[BEGIN GIVEN INFORMATION]

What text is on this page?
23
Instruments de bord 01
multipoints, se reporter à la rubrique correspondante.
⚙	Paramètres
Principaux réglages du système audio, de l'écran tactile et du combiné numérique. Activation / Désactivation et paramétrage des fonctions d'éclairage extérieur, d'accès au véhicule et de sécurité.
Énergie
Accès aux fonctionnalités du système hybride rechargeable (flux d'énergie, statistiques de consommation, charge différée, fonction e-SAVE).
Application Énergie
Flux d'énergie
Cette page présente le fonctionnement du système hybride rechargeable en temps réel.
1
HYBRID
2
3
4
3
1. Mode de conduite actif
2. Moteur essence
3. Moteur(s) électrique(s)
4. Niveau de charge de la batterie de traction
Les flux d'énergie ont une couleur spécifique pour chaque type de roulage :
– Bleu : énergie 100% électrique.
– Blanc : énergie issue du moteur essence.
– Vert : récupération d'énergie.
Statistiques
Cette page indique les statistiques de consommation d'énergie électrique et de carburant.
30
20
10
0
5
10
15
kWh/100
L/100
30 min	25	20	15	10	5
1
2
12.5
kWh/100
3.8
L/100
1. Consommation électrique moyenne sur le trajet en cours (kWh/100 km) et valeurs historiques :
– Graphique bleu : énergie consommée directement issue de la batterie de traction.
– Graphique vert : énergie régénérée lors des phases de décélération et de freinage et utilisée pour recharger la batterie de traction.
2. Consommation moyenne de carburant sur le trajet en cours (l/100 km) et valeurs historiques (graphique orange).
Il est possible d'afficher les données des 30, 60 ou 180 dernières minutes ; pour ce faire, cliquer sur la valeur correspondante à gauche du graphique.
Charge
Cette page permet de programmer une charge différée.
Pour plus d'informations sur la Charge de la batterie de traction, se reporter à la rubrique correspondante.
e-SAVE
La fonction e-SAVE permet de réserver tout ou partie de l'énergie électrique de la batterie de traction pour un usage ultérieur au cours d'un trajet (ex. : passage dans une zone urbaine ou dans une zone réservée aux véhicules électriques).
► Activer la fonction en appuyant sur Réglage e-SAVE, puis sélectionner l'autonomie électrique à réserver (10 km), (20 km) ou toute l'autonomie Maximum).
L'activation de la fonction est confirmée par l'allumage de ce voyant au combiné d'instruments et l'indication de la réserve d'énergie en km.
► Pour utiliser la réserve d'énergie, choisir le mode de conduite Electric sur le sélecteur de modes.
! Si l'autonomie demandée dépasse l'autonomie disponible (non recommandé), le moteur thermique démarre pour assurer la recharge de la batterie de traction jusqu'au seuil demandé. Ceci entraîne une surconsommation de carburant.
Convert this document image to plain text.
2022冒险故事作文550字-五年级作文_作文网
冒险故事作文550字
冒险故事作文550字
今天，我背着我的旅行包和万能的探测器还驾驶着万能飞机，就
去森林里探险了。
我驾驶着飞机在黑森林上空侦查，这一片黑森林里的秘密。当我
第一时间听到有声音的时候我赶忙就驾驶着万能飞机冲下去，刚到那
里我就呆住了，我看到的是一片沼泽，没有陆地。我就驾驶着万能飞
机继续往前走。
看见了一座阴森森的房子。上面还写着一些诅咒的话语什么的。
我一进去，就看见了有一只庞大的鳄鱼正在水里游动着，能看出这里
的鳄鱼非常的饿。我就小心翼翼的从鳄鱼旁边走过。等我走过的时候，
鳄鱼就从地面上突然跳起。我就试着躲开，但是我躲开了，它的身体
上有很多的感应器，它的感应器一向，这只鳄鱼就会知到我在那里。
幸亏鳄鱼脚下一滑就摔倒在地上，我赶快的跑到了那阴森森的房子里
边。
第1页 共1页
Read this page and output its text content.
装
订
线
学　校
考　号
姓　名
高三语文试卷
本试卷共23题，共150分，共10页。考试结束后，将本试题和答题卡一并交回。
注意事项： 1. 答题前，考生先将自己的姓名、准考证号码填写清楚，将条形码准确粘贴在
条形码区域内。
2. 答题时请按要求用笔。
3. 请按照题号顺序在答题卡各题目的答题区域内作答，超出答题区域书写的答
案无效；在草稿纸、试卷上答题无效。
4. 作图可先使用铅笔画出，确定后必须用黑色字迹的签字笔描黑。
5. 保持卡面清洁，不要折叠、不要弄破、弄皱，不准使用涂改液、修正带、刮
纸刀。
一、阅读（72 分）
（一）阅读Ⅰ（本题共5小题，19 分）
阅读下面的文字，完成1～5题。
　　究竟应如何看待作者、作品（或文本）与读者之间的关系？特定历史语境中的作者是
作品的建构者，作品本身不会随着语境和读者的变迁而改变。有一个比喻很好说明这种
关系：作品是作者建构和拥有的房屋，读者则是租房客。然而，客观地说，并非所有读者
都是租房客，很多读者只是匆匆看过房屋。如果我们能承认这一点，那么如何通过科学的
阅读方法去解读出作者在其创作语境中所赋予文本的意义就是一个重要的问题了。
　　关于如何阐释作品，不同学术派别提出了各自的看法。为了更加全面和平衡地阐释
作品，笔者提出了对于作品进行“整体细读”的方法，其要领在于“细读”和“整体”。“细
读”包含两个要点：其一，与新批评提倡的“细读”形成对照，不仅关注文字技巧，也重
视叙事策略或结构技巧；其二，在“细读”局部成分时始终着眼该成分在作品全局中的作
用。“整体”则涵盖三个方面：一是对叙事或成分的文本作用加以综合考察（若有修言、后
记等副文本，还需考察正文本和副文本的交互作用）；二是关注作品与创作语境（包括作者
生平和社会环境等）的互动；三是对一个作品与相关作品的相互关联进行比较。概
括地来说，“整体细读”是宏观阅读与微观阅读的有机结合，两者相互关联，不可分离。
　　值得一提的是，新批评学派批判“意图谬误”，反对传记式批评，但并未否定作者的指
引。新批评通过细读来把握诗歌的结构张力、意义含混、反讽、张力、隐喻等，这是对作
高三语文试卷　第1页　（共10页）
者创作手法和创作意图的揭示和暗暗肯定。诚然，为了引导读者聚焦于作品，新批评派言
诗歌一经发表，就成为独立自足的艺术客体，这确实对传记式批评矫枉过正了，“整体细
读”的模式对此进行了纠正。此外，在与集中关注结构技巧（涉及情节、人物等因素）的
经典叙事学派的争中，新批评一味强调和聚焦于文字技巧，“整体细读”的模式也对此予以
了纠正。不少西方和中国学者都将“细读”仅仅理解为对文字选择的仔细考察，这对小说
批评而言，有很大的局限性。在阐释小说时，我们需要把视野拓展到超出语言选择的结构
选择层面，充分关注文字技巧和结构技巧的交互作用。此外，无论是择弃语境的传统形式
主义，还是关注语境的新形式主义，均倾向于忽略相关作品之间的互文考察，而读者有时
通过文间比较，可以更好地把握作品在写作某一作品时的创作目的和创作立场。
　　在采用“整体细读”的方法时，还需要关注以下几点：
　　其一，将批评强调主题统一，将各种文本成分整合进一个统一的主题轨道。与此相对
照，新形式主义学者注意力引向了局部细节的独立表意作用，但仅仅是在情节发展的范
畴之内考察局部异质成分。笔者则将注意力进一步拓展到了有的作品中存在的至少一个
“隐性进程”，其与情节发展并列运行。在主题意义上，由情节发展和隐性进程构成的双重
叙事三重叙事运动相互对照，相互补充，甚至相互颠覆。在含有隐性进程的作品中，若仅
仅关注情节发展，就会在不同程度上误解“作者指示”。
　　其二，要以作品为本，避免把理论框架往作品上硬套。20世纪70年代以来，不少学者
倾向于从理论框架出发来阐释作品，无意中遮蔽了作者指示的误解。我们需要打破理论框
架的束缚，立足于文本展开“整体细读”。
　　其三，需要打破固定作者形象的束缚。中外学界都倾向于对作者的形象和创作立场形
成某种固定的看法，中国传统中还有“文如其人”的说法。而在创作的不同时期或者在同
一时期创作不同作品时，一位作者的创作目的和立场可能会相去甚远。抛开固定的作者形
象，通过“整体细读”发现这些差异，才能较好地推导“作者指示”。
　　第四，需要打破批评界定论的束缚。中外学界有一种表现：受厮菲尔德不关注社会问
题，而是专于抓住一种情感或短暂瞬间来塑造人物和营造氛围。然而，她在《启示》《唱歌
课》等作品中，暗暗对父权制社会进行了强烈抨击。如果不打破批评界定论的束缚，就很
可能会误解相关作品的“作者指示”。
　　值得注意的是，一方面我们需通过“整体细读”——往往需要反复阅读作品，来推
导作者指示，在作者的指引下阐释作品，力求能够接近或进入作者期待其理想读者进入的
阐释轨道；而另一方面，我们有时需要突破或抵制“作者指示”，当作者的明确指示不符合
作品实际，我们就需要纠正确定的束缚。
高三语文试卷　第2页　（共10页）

[END GIVEN INFORMATION]

### PROBLEM TO WORK ON
Pull every line holding "correspondante" out of the records.

### RESULT
multipoints, se reporter à la rubrique correspondante.
Il est possible d'afficher les données des 30, 60 ou 180 dernières minutes ; pour ce faire, cliquer sur la valeur correspondante à gauche du graphique.
Pour plus d'informations sur la Charge de la batterie de traction, se reporter à la rubrique correspondante.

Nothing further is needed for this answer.